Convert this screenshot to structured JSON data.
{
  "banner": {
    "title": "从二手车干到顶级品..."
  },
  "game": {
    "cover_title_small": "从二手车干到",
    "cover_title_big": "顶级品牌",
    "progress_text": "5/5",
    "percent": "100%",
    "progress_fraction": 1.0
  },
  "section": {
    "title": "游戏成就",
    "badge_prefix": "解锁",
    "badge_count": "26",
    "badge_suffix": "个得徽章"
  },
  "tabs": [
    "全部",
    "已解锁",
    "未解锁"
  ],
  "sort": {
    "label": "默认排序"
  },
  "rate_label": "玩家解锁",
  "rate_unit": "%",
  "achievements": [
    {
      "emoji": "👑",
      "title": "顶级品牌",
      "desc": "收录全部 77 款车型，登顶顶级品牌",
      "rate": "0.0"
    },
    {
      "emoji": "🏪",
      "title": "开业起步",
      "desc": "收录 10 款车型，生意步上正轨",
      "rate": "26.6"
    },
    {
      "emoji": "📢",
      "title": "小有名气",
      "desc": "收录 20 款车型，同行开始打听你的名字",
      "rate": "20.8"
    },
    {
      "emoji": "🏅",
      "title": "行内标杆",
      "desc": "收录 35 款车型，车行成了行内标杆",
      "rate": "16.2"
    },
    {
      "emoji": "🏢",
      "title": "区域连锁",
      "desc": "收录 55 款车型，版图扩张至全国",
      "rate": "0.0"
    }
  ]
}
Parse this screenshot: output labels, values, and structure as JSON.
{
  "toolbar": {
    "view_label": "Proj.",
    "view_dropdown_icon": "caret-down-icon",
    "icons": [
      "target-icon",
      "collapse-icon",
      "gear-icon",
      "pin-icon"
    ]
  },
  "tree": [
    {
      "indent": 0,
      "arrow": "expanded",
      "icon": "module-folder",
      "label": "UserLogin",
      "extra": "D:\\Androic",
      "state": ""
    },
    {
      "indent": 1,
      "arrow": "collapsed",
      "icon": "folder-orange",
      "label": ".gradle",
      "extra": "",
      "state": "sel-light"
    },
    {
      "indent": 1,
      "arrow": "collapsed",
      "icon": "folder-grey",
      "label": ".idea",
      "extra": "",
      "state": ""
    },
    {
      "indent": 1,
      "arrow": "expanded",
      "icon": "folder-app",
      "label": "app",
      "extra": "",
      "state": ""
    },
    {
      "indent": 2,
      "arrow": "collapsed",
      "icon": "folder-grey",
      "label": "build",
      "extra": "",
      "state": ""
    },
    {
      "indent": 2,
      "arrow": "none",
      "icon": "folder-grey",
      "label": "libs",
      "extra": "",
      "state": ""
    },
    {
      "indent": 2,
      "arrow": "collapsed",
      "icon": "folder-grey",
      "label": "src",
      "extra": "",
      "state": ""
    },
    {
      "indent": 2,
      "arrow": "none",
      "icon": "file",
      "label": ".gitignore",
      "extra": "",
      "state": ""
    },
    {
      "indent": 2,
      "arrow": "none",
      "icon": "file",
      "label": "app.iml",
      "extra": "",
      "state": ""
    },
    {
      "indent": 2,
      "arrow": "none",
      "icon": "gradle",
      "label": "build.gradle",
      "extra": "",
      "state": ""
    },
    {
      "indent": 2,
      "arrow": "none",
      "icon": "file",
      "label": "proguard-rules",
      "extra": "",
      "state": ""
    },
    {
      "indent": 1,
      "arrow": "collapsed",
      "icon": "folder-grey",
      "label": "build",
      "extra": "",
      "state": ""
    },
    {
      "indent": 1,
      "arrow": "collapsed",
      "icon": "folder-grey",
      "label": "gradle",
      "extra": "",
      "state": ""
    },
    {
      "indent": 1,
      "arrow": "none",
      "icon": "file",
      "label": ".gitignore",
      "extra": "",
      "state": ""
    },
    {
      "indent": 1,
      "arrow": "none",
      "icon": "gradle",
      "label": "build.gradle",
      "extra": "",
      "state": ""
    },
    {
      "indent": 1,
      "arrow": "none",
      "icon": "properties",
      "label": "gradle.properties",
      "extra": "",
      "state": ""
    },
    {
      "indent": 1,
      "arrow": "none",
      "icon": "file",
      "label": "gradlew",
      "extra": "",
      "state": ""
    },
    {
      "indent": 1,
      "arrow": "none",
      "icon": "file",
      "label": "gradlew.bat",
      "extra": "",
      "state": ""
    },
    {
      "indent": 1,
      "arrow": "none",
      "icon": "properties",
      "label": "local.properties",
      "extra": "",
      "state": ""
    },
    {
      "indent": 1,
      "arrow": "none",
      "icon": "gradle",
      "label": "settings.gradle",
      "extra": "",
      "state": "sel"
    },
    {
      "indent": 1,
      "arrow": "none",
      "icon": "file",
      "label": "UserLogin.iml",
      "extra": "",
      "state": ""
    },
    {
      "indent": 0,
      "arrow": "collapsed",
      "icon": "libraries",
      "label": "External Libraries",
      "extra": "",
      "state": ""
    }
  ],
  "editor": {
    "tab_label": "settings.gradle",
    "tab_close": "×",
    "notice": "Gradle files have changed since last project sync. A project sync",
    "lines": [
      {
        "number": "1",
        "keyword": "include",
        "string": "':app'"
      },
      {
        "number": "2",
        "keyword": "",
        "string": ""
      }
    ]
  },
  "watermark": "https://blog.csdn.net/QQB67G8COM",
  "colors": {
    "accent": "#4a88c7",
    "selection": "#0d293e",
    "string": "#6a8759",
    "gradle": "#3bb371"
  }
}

# What is being asked:
From the entries above, extract every line where the word "JSON" appears.

# Result:
Convert this screenshot to structured JSON data.
Parse this screenshot: output labels, values, and structure as JSON.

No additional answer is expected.